_The request:_ Please repeat all of the lines that follow, exactly as written.

_Records for the exercise:_
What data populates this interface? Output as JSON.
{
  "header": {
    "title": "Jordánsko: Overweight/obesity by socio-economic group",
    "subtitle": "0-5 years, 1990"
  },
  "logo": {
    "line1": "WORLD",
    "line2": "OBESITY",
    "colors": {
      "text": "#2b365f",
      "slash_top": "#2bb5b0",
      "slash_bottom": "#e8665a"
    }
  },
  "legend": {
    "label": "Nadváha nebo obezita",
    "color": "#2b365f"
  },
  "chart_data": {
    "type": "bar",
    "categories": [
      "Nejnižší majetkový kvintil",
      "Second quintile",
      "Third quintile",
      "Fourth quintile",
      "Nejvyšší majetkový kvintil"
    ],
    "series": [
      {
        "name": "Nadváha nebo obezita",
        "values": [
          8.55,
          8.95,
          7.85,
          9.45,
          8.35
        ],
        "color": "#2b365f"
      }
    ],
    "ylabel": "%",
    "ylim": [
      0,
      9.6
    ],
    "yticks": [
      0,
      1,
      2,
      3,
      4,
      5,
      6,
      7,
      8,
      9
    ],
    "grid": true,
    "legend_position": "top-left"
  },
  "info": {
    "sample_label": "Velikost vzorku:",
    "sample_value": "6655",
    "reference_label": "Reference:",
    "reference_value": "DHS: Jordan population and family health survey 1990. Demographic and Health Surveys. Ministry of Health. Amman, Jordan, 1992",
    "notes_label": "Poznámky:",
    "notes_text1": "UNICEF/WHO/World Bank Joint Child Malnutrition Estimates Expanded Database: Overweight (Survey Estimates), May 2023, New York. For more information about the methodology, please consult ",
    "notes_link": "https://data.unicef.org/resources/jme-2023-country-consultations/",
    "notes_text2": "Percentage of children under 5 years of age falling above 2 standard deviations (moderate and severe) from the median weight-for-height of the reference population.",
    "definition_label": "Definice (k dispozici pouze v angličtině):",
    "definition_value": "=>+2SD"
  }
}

_Full solution:_
What data populates this interface? Output as JSON.
{
  "header": {
    "title": "Jordánsko: Overweight/obesity by socio-economic group",
    "subtitle": "0-5 years, 1990"
  },
  "logo": {
    "line1": "WORLD",
    "line2": "OBESITY",
    "colors": {
      "text": "#2b365f",
      "slash_top": "#2bb5b0",
      "slash_bottom": "#e8665a"
    }
  },
  "legend": {
    "label": "Nadváha nebo obezita",
    "color": "#2b365f"
  },
  "chart_data": {
    "type": "bar",
    "categories": [
      "Nejnižší majetkový kvintil",
      "Second quintile",
      "Third quintile",
      "Fourth quintile",
      "Nejvyšší majetkový kvintil"
    ],
    "series": [
      {
        "name": "Nadváha nebo obezita",
        "values": [
          8.55,
          8.95,
          7.85,
          9.45,
          8.35
        ],
        "color": "#2b365f"
      }
    ],
    "ylabel": "%",
    "ylim": [
      0,
      9.6
    ],
    "yticks": [
      0,
      1,
      2,
      3,
      4,
      5,
      6,
      7,
      8,
      9
    ],
    "grid": true,
    "legend_position": "top-left"
  },
  "info": {
    "sample_label": "Velikost vzorku:",
    "sample_value": "6655",
    "reference_label": "Reference:",
    "reference_value": "DHS: Jordan population and family health survey 1990. Demographic and Health Surveys. Ministry of Health. Amman, Jordan, 1992",
    "notes_label": "Poznámky:",
    "notes_text1": "UNICEF/WHO/World Bank Joint Child Malnutrition Estimates Expanded Database: Overweight (Survey Estimates), May 2023, New York. For more information about the methodology, please consult ",
    "notes_link": "https://data.unicef.org/resources/jme-2023-country-consultations/",
    "notes_text2": "Percentage of children under 5 years of age falling above 2 standard deviations (moderate and severe) from the median weight-for-height of the reference population.",
    "definition_label": "Definice (k dispozici pouze v angličtině):",
    "definition_value": "=>+2SD"
  }
}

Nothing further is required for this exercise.